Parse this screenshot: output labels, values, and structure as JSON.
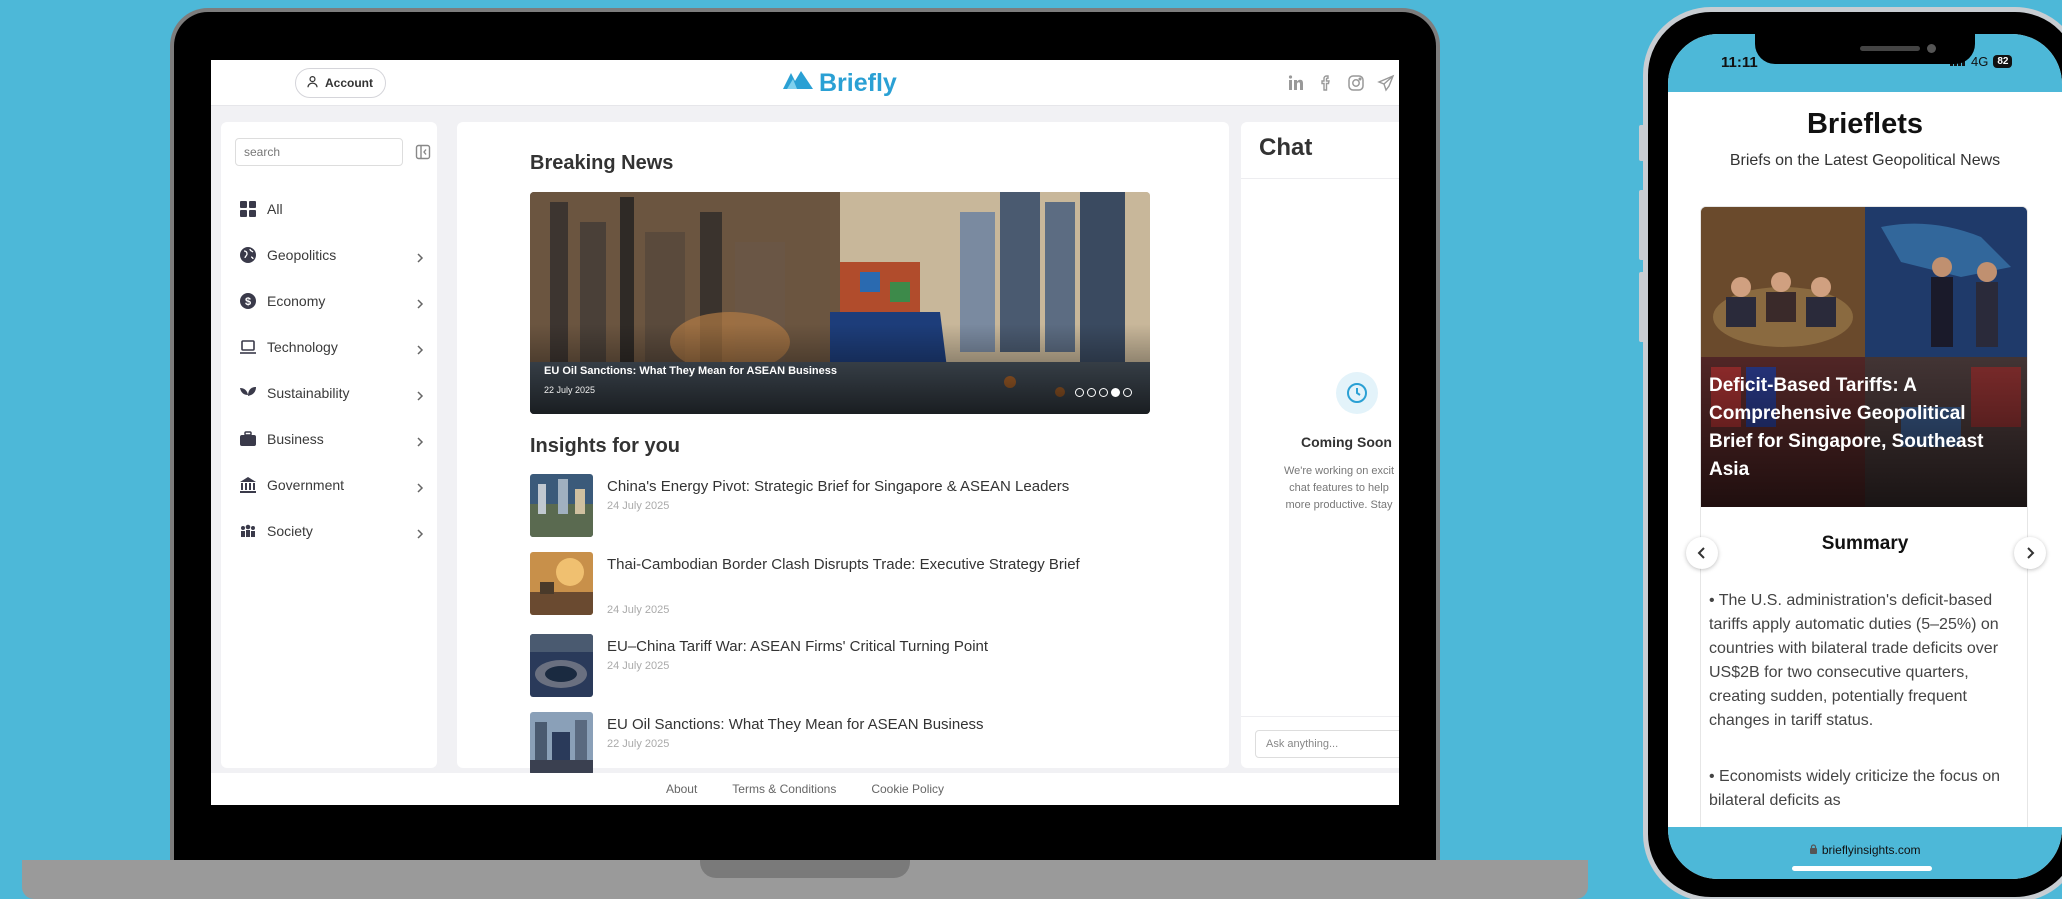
{
  "header": {
    "account_label": "Account",
    "brand": "Briefly",
    "social_icons": [
      "linkedin-icon",
      "facebook-icon",
      "instagram-icon",
      "telegram-icon"
    ]
  },
  "sidebar": {
    "search_placeholder": "search",
    "items": [
      {
        "label": "All",
        "icon": "grid-icon"
      },
      {
        "label": "Geopolitics",
        "icon": "globe-icon"
      },
      {
        "label": "Economy",
        "icon": "dollar-icon"
      },
      {
        "label": "Technology",
        "icon": "laptop-icon"
      },
      {
        "label": "Sustainability",
        "icon": "leaf-icon"
      },
      {
        "label": "Business",
        "icon": "briefcase-icon"
      },
      {
        "label": "Government",
        "icon": "building-icon"
      },
      {
        "label": "Society",
        "icon": "people-icon"
      }
    ]
  },
  "main": {
    "breaking_title": "Breaking News",
    "hero": {
      "title": "EU Oil Sanctions: What They Mean for ASEAN Business",
      "date": "22 July 2025",
      "slide_count": 5,
      "active_slide": 4
    },
    "insights_title": "Insights for you",
    "insights": [
      {
        "title": "China's Energy Pivot: Strategic Brief for Singapore & ASEAN Leaders",
        "date": "24 July 2025"
      },
      {
        "title": "Thai-Cambodian Border Clash Disrupts Trade: Executive Strategy Brief",
        "date": "24 July 2025"
      },
      {
        "title": "EU–China Tariff War: ASEAN Firms' Critical Turning Point",
        "date": "24 July 2025"
      },
      {
        "title": "EU Oil Sanctions: What They Mean for ASEAN Business",
        "date": "22 July 2025"
      }
    ]
  },
  "chat": {
    "title": "Chat",
    "coming_soon": "Coming Soon",
    "description_lines": [
      "We're working on excit",
      "chat features to help",
      "more productive. Stay"
    ],
    "input_placeholder": "Ask anything..."
  },
  "footer": {
    "links": [
      "About",
      "Terms & Conditions",
      "Cookie Policy"
    ]
  },
  "phone": {
    "time": "11:11",
    "network": "4G",
    "battery": "82",
    "title": "Brieflets",
    "subtitle": "Briefs on the Latest Geopolitical News",
    "card_headline": "Deficit-Based Tariffs: A Comprehensive Geopolitical Brief for Singapore, Southeast Asia",
    "summary_title": "Summary",
    "summary_paragraphs": [
      "• The U.S. administration's deficit-based tariffs apply automatic duties (5–25%) on countries with bilateral trade deficits over US$2B for two consecutive quarters, creating sudden, potentially frequent changes in tariff status.",
      "• Economists widely criticize the focus on bilateral deficits as"
    ],
    "url": "brieflyinsights.com"
  }
}
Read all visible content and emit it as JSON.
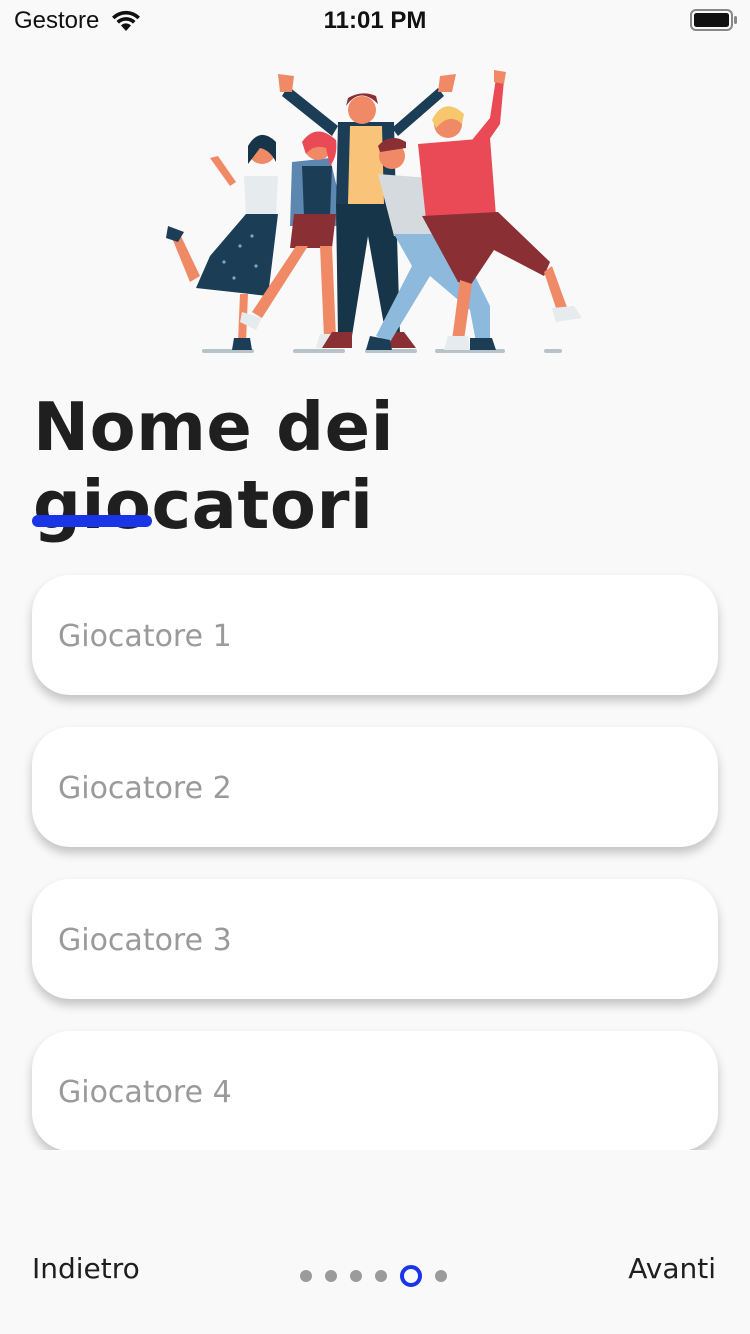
{
  "status_bar": {
    "carrier": "Gestore",
    "time": "11:01 PM"
  },
  "title": "Nome dei giocatori",
  "players": [
    {
      "placeholder": "Giocatore 1"
    },
    {
      "placeholder": "Giocatore 2"
    },
    {
      "placeholder": "Giocatore 3"
    },
    {
      "placeholder": "Giocatore 4"
    }
  ],
  "nav": {
    "back_label": "Indietro",
    "next_label": "Avanti",
    "pages_total": 6,
    "page_active": 5
  },
  "colors": {
    "accent": "#1a35e8",
    "background": "#f9f9f9"
  }
}
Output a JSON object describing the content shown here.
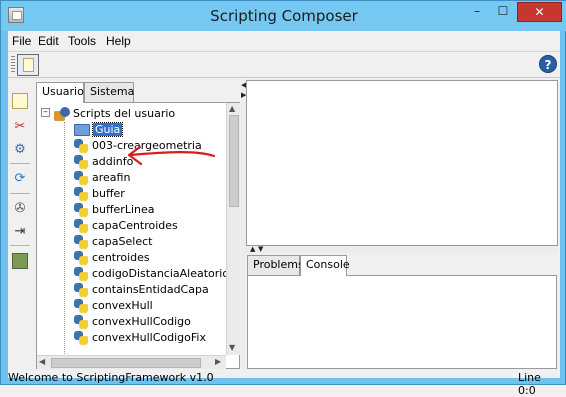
{
  "window": {
    "title": "Scripting Composer",
    "minimize": "–",
    "maximize": "☐",
    "close": "✕"
  },
  "menu": [
    "File",
    "Edit",
    "Tools",
    "Help"
  ],
  "toolbar": {
    "help_glyph": "?"
  },
  "left_tools": [
    "new-script-icon",
    "cut-script-icon",
    "settings-icon",
    "refresh-icon",
    "tools-icon",
    "import-icon",
    "package-icon"
  ],
  "left_tabs": [
    {
      "label": "Usuario",
      "active": true
    },
    {
      "label": "Sistema",
      "active": false
    }
  ],
  "tree": {
    "expander": "–",
    "root_label": "Scripts del usuario",
    "folder_label": "Guia",
    "scripts": [
      "003-creargeometria",
      "addinfo",
      "areafin",
      "buffer",
      "bufferLinea",
      "capaCentroides",
      "capaSelect",
      "centroides",
      "codigoDistanciaAleatorios",
      "containsEntidadCapa",
      "convexHull",
      "convexHullCodigo",
      "convexHullCodigoFix"
    ]
  },
  "right_tabs": [
    {
      "label": "Problems",
      "active": false
    },
    {
      "label": "Console",
      "active": true
    }
  ],
  "status": {
    "message": "Welcome to ScriptingFramework v1.0",
    "position": "Line 0:0"
  },
  "colors": {
    "titlebar": "#75c8f2",
    "selection": "#3271c9",
    "annotation": "#d81b1b",
    "close_button": "#c7362f"
  }
}
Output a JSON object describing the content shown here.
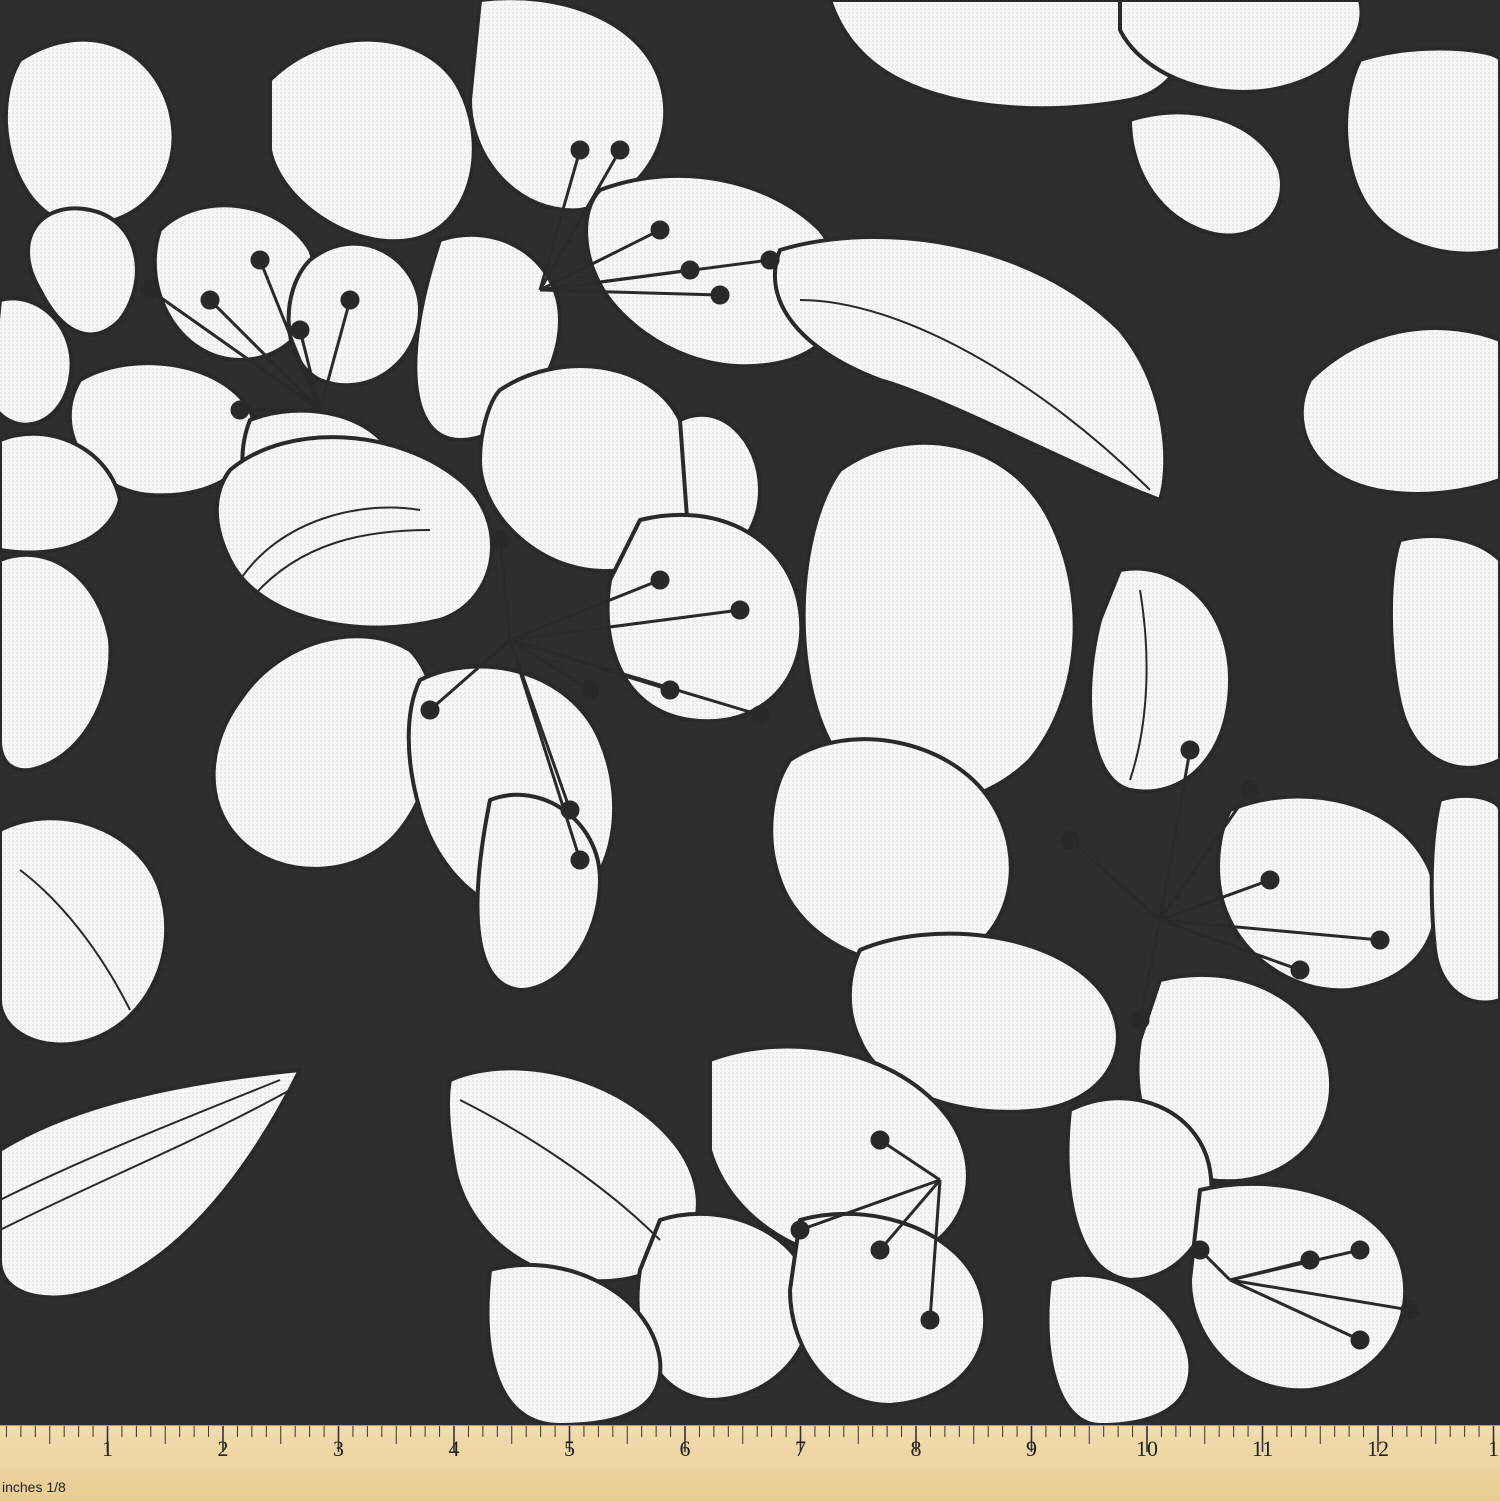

------

Report every line containing the word "JSON" from the listing above.

Parse this screenshot: output labels, values, and structure as JSON.
Read all visible content and emit it as JSON.
Output a JSON object describing the content shown here.
Output a JSON object describing the content shown here.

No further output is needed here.